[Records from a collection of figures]

:::::

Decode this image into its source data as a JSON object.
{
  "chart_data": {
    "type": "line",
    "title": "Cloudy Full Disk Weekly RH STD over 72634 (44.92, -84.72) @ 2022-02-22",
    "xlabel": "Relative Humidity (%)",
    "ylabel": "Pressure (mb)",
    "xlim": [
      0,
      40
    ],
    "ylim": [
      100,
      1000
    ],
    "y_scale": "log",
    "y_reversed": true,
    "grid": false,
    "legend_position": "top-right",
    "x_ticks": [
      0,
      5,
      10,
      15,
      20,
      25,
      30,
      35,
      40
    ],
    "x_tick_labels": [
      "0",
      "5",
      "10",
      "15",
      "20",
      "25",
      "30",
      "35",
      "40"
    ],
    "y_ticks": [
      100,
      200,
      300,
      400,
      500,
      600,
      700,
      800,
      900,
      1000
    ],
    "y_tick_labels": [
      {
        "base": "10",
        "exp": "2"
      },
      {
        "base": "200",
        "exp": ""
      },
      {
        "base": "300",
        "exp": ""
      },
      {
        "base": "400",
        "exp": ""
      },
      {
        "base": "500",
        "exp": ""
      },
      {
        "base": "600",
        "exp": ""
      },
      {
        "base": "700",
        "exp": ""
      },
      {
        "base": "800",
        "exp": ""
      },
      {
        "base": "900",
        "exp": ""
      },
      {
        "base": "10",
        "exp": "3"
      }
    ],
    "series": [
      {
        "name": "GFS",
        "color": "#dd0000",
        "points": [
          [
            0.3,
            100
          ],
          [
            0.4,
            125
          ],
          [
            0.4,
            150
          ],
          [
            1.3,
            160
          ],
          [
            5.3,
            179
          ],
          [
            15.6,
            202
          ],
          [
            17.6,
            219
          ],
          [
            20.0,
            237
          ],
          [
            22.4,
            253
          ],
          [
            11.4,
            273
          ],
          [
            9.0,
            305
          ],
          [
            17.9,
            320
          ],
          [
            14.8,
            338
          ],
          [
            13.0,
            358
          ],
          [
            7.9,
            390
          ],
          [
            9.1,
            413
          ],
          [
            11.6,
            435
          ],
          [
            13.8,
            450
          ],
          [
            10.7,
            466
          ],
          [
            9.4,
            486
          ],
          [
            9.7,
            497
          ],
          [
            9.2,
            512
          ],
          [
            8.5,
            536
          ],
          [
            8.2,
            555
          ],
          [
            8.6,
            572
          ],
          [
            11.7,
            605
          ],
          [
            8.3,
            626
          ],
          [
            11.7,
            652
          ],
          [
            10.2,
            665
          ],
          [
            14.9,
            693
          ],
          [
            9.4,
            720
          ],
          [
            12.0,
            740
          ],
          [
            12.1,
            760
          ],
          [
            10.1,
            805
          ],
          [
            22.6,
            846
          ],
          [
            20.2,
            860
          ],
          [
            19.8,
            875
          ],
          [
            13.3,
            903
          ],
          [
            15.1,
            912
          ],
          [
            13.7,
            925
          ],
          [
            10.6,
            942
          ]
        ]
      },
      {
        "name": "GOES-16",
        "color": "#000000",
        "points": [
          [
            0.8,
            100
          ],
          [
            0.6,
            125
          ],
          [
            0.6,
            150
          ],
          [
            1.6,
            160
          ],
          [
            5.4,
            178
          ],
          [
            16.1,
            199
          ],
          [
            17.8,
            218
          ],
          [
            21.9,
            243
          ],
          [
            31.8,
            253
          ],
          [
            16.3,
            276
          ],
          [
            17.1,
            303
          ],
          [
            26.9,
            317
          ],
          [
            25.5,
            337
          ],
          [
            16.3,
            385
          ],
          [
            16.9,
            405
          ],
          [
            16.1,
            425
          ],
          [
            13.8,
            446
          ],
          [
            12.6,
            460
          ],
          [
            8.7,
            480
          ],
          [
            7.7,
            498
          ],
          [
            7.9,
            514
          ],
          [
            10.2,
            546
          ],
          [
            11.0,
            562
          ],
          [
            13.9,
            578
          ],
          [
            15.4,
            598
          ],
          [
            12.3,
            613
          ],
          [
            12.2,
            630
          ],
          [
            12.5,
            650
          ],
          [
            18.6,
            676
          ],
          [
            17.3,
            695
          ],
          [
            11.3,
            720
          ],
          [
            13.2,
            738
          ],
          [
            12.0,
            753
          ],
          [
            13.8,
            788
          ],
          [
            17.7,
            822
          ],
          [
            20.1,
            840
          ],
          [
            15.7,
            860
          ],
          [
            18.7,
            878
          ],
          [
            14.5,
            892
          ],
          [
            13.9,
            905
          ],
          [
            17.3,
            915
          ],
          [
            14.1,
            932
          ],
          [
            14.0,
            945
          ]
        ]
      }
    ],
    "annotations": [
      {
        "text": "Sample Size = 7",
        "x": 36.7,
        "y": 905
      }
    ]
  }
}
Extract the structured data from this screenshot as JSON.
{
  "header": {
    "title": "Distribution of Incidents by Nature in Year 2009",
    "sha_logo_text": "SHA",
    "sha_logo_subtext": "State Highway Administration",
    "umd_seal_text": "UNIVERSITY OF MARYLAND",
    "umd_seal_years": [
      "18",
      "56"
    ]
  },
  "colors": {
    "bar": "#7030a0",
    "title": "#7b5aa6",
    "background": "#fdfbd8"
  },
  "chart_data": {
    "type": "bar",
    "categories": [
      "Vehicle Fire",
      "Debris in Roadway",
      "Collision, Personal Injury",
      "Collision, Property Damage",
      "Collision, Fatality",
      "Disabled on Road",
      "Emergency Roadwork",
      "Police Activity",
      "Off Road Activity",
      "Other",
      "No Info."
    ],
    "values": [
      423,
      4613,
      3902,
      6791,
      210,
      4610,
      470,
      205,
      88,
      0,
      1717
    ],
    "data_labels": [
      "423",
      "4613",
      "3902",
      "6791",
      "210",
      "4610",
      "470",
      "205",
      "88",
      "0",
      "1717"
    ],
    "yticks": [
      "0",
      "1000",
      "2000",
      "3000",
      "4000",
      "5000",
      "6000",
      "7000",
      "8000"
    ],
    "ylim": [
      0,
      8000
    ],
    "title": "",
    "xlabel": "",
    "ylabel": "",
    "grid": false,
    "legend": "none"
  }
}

:::::

# The exercise
Find the word "JSON" in the data and copy out each line where it turns up.

# Final result
Decode this image into its source data as a JSON object.
Extract the structured data from this screenshot as JSON.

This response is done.